[Records that describe figures]
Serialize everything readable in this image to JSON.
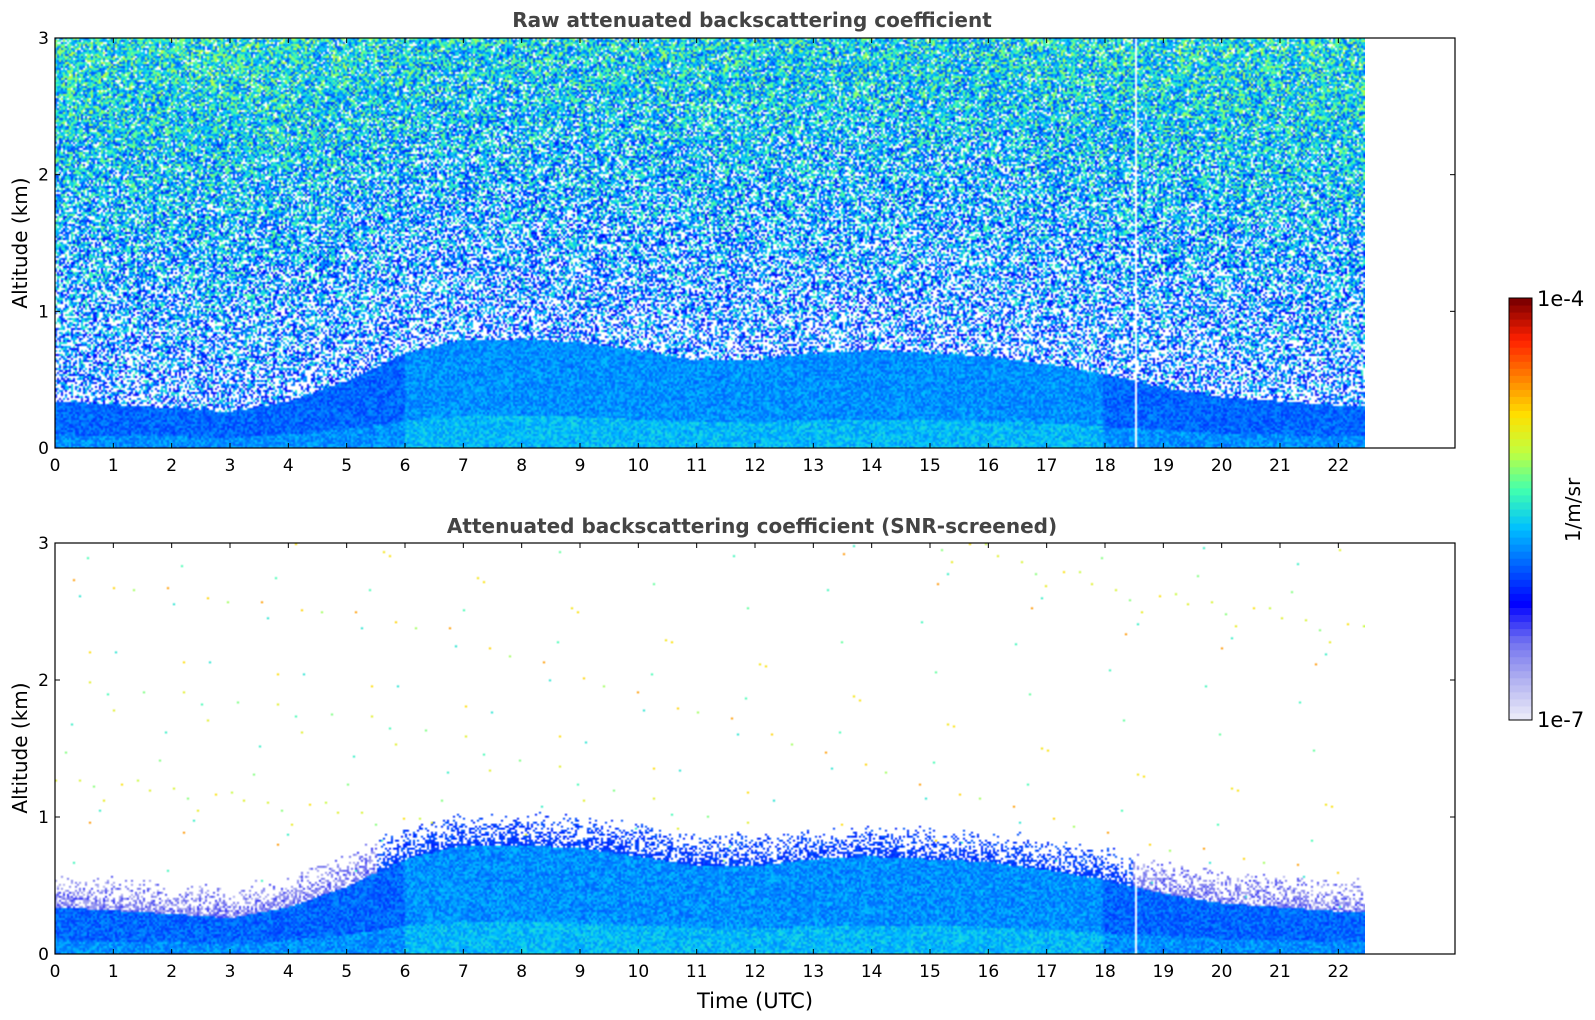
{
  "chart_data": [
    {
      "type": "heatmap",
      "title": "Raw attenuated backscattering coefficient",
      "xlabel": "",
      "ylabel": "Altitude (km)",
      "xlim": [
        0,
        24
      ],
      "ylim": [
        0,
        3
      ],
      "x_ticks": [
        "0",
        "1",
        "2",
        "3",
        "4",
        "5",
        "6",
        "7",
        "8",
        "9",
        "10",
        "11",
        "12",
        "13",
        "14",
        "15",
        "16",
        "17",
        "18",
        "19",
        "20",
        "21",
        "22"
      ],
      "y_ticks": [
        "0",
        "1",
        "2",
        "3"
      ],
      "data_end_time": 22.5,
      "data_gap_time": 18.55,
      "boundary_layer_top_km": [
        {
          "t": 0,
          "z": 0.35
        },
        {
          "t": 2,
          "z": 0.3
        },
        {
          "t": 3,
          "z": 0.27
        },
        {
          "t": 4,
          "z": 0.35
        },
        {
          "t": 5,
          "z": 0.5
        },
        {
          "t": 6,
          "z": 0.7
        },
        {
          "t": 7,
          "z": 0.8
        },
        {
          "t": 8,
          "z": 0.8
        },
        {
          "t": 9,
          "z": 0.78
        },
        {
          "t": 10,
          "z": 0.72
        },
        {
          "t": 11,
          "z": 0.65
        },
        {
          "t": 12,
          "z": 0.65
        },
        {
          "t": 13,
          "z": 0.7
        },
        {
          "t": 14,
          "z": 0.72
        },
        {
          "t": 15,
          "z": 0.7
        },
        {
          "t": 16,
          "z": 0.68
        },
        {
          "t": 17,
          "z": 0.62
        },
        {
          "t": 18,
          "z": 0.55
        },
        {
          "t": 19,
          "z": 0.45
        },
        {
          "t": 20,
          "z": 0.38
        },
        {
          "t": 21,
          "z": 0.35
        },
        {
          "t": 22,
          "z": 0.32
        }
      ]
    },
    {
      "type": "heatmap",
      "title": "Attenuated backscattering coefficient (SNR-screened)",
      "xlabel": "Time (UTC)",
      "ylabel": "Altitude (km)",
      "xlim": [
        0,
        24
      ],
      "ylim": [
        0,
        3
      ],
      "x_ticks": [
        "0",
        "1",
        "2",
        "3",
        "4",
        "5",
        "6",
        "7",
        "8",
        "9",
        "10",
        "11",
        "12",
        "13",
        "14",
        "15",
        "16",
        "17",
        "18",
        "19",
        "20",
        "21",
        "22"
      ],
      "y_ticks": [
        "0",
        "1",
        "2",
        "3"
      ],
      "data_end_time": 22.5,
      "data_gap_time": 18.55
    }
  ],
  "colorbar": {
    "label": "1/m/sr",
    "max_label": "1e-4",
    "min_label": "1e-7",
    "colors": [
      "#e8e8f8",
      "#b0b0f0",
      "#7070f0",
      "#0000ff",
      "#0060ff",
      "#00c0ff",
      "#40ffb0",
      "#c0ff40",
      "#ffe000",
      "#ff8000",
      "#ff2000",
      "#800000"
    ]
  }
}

#### GOAL
Give every line of the material that includes the string "backscattering".

#### WORKED ANSWER
      "title": "Raw attenuated backscattering coefficient",
      "title": "Attenuated backscattering coefficient (SNR-screened)",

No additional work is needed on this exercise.